REQUIRED TASK – Each entry needs to be restated exactly as written.

[begin DATA ENTRIES]

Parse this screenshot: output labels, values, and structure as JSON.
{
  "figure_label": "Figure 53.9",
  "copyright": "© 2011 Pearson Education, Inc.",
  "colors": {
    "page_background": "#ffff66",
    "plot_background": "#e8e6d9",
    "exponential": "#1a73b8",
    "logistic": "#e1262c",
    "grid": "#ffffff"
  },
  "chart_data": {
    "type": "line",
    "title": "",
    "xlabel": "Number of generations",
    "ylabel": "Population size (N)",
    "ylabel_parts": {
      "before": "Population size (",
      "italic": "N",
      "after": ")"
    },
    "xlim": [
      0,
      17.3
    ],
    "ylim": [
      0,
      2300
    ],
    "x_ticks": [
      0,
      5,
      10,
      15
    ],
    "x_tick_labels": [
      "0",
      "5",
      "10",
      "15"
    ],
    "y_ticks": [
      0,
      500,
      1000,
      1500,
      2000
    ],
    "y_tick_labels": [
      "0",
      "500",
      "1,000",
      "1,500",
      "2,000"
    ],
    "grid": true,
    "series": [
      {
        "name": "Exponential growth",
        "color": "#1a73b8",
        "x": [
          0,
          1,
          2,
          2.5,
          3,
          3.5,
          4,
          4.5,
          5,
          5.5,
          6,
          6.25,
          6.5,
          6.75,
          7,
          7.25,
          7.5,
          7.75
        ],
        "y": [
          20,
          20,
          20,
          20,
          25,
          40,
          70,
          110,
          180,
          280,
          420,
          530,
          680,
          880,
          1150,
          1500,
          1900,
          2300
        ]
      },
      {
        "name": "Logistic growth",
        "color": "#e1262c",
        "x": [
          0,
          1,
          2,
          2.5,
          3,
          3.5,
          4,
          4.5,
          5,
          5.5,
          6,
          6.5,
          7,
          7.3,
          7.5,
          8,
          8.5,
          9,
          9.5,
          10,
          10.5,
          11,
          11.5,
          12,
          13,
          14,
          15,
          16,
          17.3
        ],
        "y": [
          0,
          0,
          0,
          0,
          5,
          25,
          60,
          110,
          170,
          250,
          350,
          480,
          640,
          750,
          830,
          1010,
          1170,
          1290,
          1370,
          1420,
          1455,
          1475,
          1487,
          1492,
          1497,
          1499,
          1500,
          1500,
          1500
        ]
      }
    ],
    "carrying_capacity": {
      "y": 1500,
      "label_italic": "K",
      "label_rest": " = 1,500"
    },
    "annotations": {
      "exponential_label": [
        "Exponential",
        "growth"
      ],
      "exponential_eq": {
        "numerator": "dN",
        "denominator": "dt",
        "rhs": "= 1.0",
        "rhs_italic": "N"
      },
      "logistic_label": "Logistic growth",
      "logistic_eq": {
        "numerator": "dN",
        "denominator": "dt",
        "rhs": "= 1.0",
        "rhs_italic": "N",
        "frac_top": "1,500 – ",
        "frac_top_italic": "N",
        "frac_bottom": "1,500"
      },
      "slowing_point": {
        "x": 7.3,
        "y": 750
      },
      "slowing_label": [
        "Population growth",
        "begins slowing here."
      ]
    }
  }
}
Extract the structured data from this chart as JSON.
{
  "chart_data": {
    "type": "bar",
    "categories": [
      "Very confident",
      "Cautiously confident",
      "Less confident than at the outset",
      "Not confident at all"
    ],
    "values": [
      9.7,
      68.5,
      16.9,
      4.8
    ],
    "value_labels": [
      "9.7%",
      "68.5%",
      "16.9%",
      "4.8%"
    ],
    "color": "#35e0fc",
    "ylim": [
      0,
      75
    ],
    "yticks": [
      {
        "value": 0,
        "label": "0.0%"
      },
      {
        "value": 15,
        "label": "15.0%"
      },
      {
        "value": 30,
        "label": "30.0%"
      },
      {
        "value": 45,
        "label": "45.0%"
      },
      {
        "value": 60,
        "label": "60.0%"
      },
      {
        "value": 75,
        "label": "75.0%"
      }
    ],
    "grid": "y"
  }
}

[end DATA ENTRIES]

OUTPUT OF THE EXERCISE –
Parse this screenshot: output labels, values, and structure as JSON.
{
  "figure_label": "Figure 53.9",
  "copyright": "© 2011 Pearson Education, Inc.",
  "colors": {
    "page_background": "#ffff66",
    "plot_background": "#e8e6d9",
    "exponential": "#1a73b8",
    "logistic": "#e1262c",
    "grid": "#ffffff"
  },
  "chart_data": {
    "type": "line",
    "title": "",
    "xlabel": "Number of generations",
    "ylabel": "Population size (N)",
    "ylabel_parts": {
      "before": "Population size (",
      "italic": "N",
      "after": ")"
    },
    "xlim": [
      0,
      17.3
    ],
    "ylim": [
      0,
      2300
    ],
    "x_ticks": [
      0,
      5,
      10,
      15
    ],
    "x_tick_labels": [
      "0",
      "5",
      "10",
      "15"
    ],
    "y_ticks": [
      0,
      500,
      1000,
      1500,
      2000
    ],
    "y_tick_labels": [
      "0",
      "500",
      "1,000",
      "1,500",
      "2,000"
    ],
    "grid": true,
    "series": [
      {
        "name": "Exponential growth",
        "color": "#1a73b8",
        "x": [
          0,
          1,
          2,
          2.5,
          3,
          3.5,
          4,
          4.5,
          5,
          5.5,
          6,
          6.25,
          6.5,
          6.75,
          7,
          7.25,
          7.5,
          7.75
        ],
        "y": [
          20,
          20,
          20,
          20,
          25,
          40,
          70,
          110,
          180,
          280,
          420,
          530,
          680,
          880,
          1150,
          1500,
          1900,
          2300
        ]
      },
      {
        "name": "Logistic growth",
        "color": "#e1262c",
        "x": [
          0,
          1,
          2,
          2.5,
          3,
          3.5,
          4,
          4.5,
          5,
          5.5,
          6,
          6.5,
          7,
          7.3,
          7.5,
          8,
          8.5,
          9,
          9.5,
          10,
          10.5,
          11,
          11.5,
          12,
          13,
          14,
          15,
          16,
          17.3
        ],
        "y": [
          0,
          0,
          0,
          0,
          5,
          25,
          60,
          110,
          170,
          250,
          350,
          480,
          640,
          750,
          830,
          1010,
          1170,
          1290,
          1370,
          1420,
          1455,
          1475,
          1487,
          1492,
          1497,
          1499,
          1500,
          1500,
          1500
        ]
      }
    ],
    "carrying_capacity": {
      "y": 1500,
      "label_italic": "K",
      "label_rest": " = 1,500"
    },
    "annotations": {
      "exponential_label": [
        "Exponential",
        "growth"
      ],
      "exponential_eq": {
        "numerator": "dN",
        "denominator": "dt",
        "rhs": "= 1.0",
        "rhs_italic": "N"
      },
      "logistic_label": "Logistic growth",
      "logistic_eq": {
        "numerator": "dN",
        "denominator": "dt",
        "rhs": "= 1.0",
        "rhs_italic": "N",
        "frac_top": "1,500 – ",
        "frac_top_italic": "N",
        "frac_bottom": "1,500"
      },
      "slowing_point": {
        "x": 7.3,
        "y": 750
      },
      "slowing_label": [
        "Population growth",
        "begins slowing here."
      ]
    }
  }
}
Extract the structured data from this chart as JSON.
{
  "chart_data": {
    "type": "bar",
    "categories": [
      "Very confident",
      "Cautiously confident",
      "Less confident than at the outset",
      "Not confident at all"
    ],
    "values": [
      9.7,
      68.5,
      16.9,
      4.8
    ],
    "value_labels": [
      "9.7%",
      "68.5%",
      "16.9%",
      "4.8%"
    ],
    "color": "#35e0fc",
    "ylim": [
      0,
      75
    ],
    "yticks": [
      {
        "value": 0,
        "label": "0.0%"
      },
      {
        "value": 15,
        "label": "15.0%"
      },
      {
        "value": 30,
        "label": "30.0%"
      },
      {
        "value": 45,
        "label": "45.0%"
      },
      {
        "value": 60,
        "label": "60.0%"
      },
      {
        "value": 75,
        "label": "75.0%"
      }
    ],
    "grid": "y"
  }
}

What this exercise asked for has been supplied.